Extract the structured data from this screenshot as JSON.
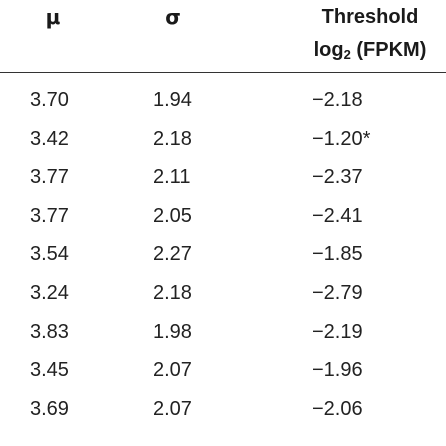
{
  "table": {
    "headers": {
      "mu": "μ",
      "sigma": "σ",
      "threshold_line1": "Threshold",
      "threshold_line2_prefix": "log",
      "threshold_line2_sub": "2",
      "threshold_line2_suffix": " (FPKM)"
    },
    "rows": [
      {
        "mu": "3.70",
        "sigma": "1.94",
        "threshold": "−2.18"
      },
      {
        "mu": "3.42",
        "sigma": "2.18",
        "threshold": "−1.20*"
      },
      {
        "mu": "3.77",
        "sigma": "2.11",
        "threshold": "−2.37"
      },
      {
        "mu": "3.77",
        "sigma": "2.05",
        "threshold": "−2.41"
      },
      {
        "mu": "3.54",
        "sigma": "2.27",
        "threshold": "−1.85"
      },
      {
        "mu": "3.24",
        "sigma": "2.18",
        "threshold": "−2.79"
      },
      {
        "mu": "3.83",
        "sigma": "1.98",
        "threshold": "−2.19"
      },
      {
        "mu": "3.45",
        "sigma": "2.07",
        "threshold": "−1.96"
      },
      {
        "mu": "3.69",
        "sigma": "2.07",
        "threshold": "−2.06"
      }
    ]
  }
}
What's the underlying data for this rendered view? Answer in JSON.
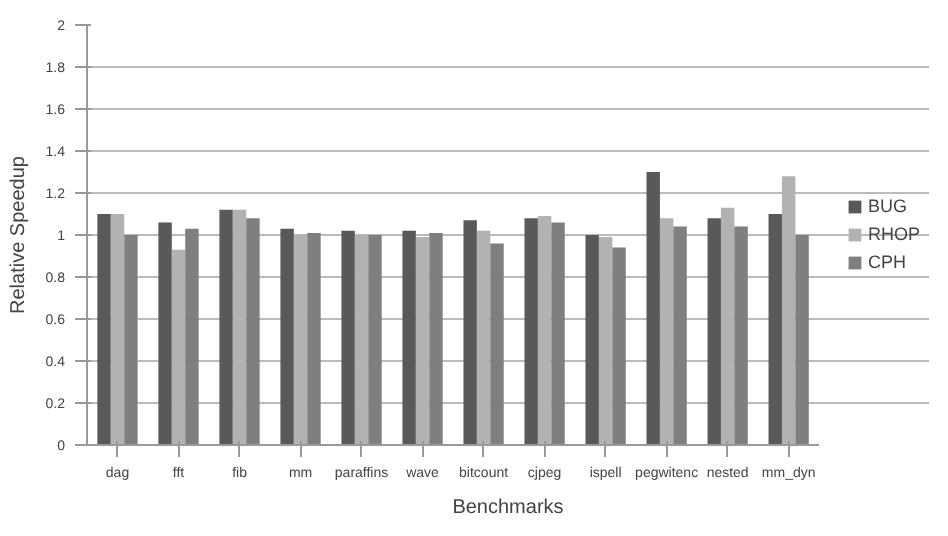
{
  "chart_data": {
    "type": "bar",
    "xlabel": "Benchmarks",
    "ylabel": "Relative Speedup",
    "categories": [
      "dag",
      "fft",
      "fib",
      "mm",
      "paraffins",
      "wave",
      "bitcount",
      "cjpeg",
      "ispell",
      "pegwitenc",
      "nested",
      "mm_dyn"
    ],
    "series": [
      {
        "name": "BUG",
        "color": "#595959",
        "values": [
          1.1,
          1.06,
          1.12,
          1.03,
          1.02,
          1.02,
          1.07,
          1.08,
          1.0,
          1.3,
          1.08,
          1.1
        ]
      },
      {
        "name": "RHOP",
        "color": "#b2b2b2",
        "values": [
          1.1,
          0.93,
          1.12,
          1.0,
          1.0,
          0.99,
          1.02,
          1.09,
          0.99,
          1.08,
          1.13,
          1.28
        ]
      },
      {
        "name": "CPH",
        "color": "#7f7f7f",
        "values": [
          1.0,
          1.03,
          1.08,
          1.01,
          1.0,
          1.01,
          0.96,
          1.06,
          0.94,
          1.04,
          1.04,
          1.0
        ]
      }
    ],
    "ylim": [
      0,
      2
    ],
    "yticks": [
      0,
      0.2,
      0.4,
      0.6,
      0.8,
      1,
      1.2,
      1.4,
      1.6,
      1.8,
      2
    ],
    "grid": "y",
    "legend": "right"
  }
}
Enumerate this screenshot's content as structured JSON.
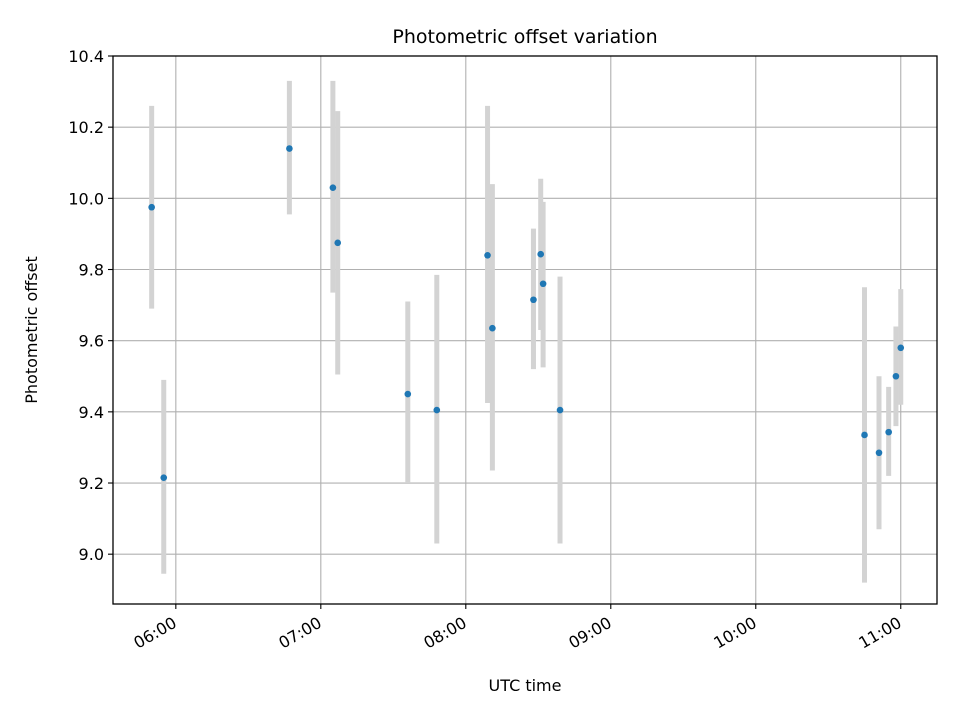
{
  "chart_data": {
    "type": "scatter",
    "title": "Photometric offset variation",
    "xlabel": "UTC time",
    "ylabel": "Photometric offset",
    "xlim": [
      "05:34",
      "11:15"
    ],
    "ylim": [
      8.86,
      10.4
    ],
    "x_ticks": [
      "06:00",
      "07:00",
      "08:00",
      "09:00",
      "10:00",
      "11:00"
    ],
    "y_ticks": [
      "9.0",
      "9.2",
      "9.4",
      "9.6",
      "9.8",
      "10.0",
      "10.2",
      "10.4"
    ],
    "grid": true,
    "errorbar_color": "#d3d3d3",
    "point_color": "#1f77b4",
    "points": [
      {
        "x": "05:50",
        "y": 9.975,
        "ylow": 9.69,
        "yhigh": 10.26
      },
      {
        "x": "05:55",
        "y": 9.215,
        "ylow": 8.945,
        "yhigh": 9.49
      },
      {
        "x": "06:47",
        "y": 10.14,
        "ylow": 9.955,
        "yhigh": 10.33
      },
      {
        "x": "07:05",
        "y": 10.03,
        "ylow": 9.735,
        "yhigh": 10.33
      },
      {
        "x": "07:07",
        "y": 9.875,
        "ylow": 9.505,
        "yhigh": 10.245
      },
      {
        "x": "07:36",
        "y": 9.45,
        "ylow": 9.2,
        "yhigh": 9.71
      },
      {
        "x": "07:48",
        "y": 9.405,
        "ylow": 9.03,
        "yhigh": 9.785
      },
      {
        "x": "08:09",
        "y": 9.84,
        "ylow": 9.425,
        "yhigh": 10.26
      },
      {
        "x": "08:11",
        "y": 9.635,
        "ylow": 9.235,
        "yhigh": 10.04
      },
      {
        "x": "08:28",
        "y": 9.715,
        "ylow": 9.52,
        "yhigh": 9.915
      },
      {
        "x": "08:31",
        "y": 9.843,
        "ylow": 9.63,
        "yhigh": 10.055
      },
      {
        "x": "08:32",
        "y": 9.76,
        "ylow": 9.525,
        "yhigh": 9.99
      },
      {
        "x": "08:39",
        "y": 9.405,
        "ylow": 9.03,
        "yhigh": 9.78
      },
      {
        "x": "10:45",
        "y": 9.335,
        "ylow": 8.92,
        "yhigh": 9.75
      },
      {
        "x": "10:51",
        "y": 9.285,
        "ylow": 9.07,
        "yhigh": 9.5
      },
      {
        "x": "10:55",
        "y": 9.343,
        "ylow": 9.22,
        "yhigh": 9.47
      },
      {
        "x": "10:58",
        "y": 9.5,
        "ylow": 9.36,
        "yhigh": 9.64
      },
      {
        "x": "11:00",
        "y": 9.58,
        "ylow": 9.42,
        "yhigh": 9.745
      }
    ]
  }
}
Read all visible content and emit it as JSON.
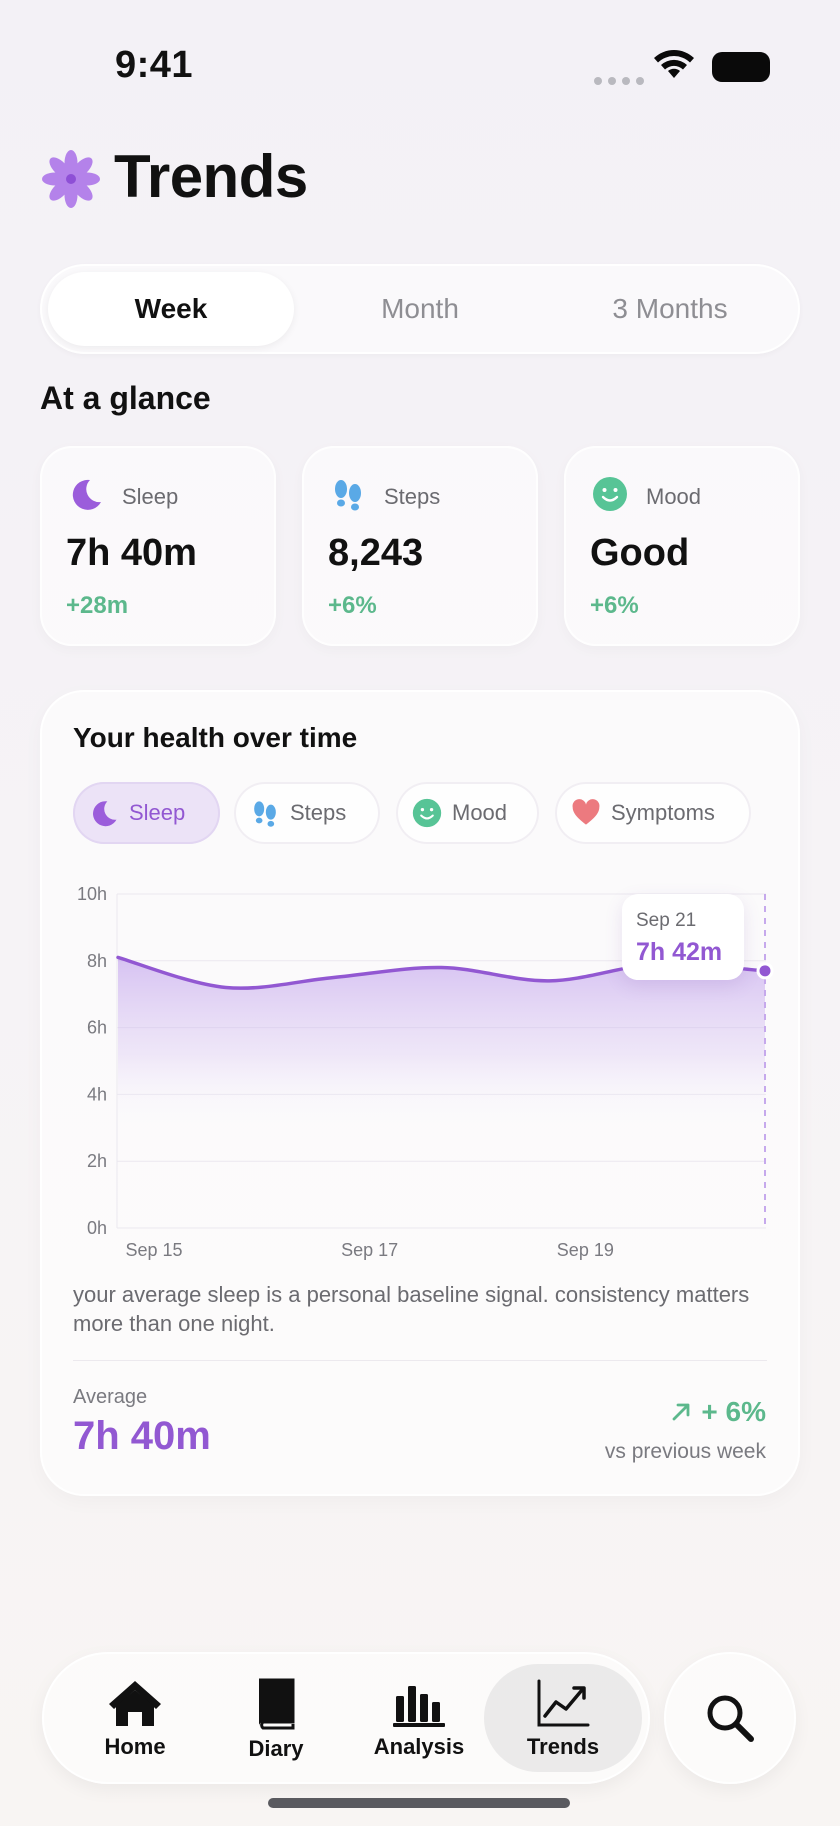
{
  "status_bar": {
    "time": "9:41"
  },
  "header": {
    "title": "Trends"
  },
  "range_tabs": [
    {
      "label": "Week",
      "active": true
    },
    {
      "label": "Month",
      "active": false
    },
    {
      "label": "3 Months",
      "active": false
    }
  ],
  "glance": {
    "title": "At a glance",
    "cards": [
      {
        "icon": "moon-icon",
        "label": "Sleep",
        "value": "7h 40m",
        "change": "+28m"
      },
      {
        "icon": "footprints-icon",
        "label": "Steps",
        "value": "8,243",
        "change": "+6%"
      },
      {
        "icon": "smiley-icon",
        "label": "Mood",
        "value": "Good",
        "change": "+6%"
      }
    ]
  },
  "health": {
    "title": "Your health over time",
    "chips": [
      {
        "icon": "moon-icon",
        "label": "Sleep",
        "active": true
      },
      {
        "icon": "footprints-icon",
        "label": "Steps",
        "active": false
      },
      {
        "icon": "smiley-icon",
        "label": "Mood",
        "active": false
      },
      {
        "icon": "heart-icon",
        "label": "Symptoms",
        "active": false
      }
    ],
    "tooltip": {
      "date": "Sep 21",
      "value": "7h 42m"
    },
    "note": "your average sleep is a personal baseline signal. consistency matters more than one night.",
    "average_label": "Average",
    "average_value": "7h 40m",
    "comparison_value": "+ 6%",
    "comparison_label": "vs previous week"
  },
  "chart_data": {
    "type": "area",
    "x": [
      "Sep 15",
      "Sep 16",
      "Sep 17",
      "Sep 18",
      "Sep 19",
      "Sep 20",
      "Sep 21"
    ],
    "y_hours": [
      8.1,
      7.2,
      7.5,
      7.8,
      7.4,
      7.9,
      7.7
    ],
    "series": [
      {
        "values": [
          8.1,
          7.2,
          7.5,
          7.8,
          7.4,
          7.9,
          7.7
        ]
      }
    ],
    "x_tick_labels": [
      "Sep 15",
      "Sep 17",
      "Sep 19"
    ],
    "y_tick_labels": [
      "0h",
      "2h",
      "4h",
      "6h",
      "8h",
      "10h"
    ],
    "ylim": [
      0,
      10
    ],
    "grid": true,
    "highlight": {
      "x": "Sep 21",
      "label": "7h 42m"
    },
    "color": "#9258d2"
  },
  "tabbar": {
    "items": [
      {
        "icon": "home-icon",
        "label": "Home",
        "active": false
      },
      {
        "icon": "book-icon",
        "label": "Diary",
        "active": false
      },
      {
        "icon": "bar-chart-icon",
        "label": "Analysis",
        "active": false
      },
      {
        "icon": "trend-chart-icon",
        "label": "Trends",
        "active": true
      }
    ],
    "search_icon": "search-icon"
  },
  "colors": {
    "accent": "#9258d2",
    "positive": "#5cb88c",
    "steps_blue": "#5aa9e6",
    "mood_green": "#57c496",
    "heart_red": "#ec7a7f"
  }
}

——

Brief: Your answer should be one number: how many lines of the listing include the word "structured".

Exercise output: 2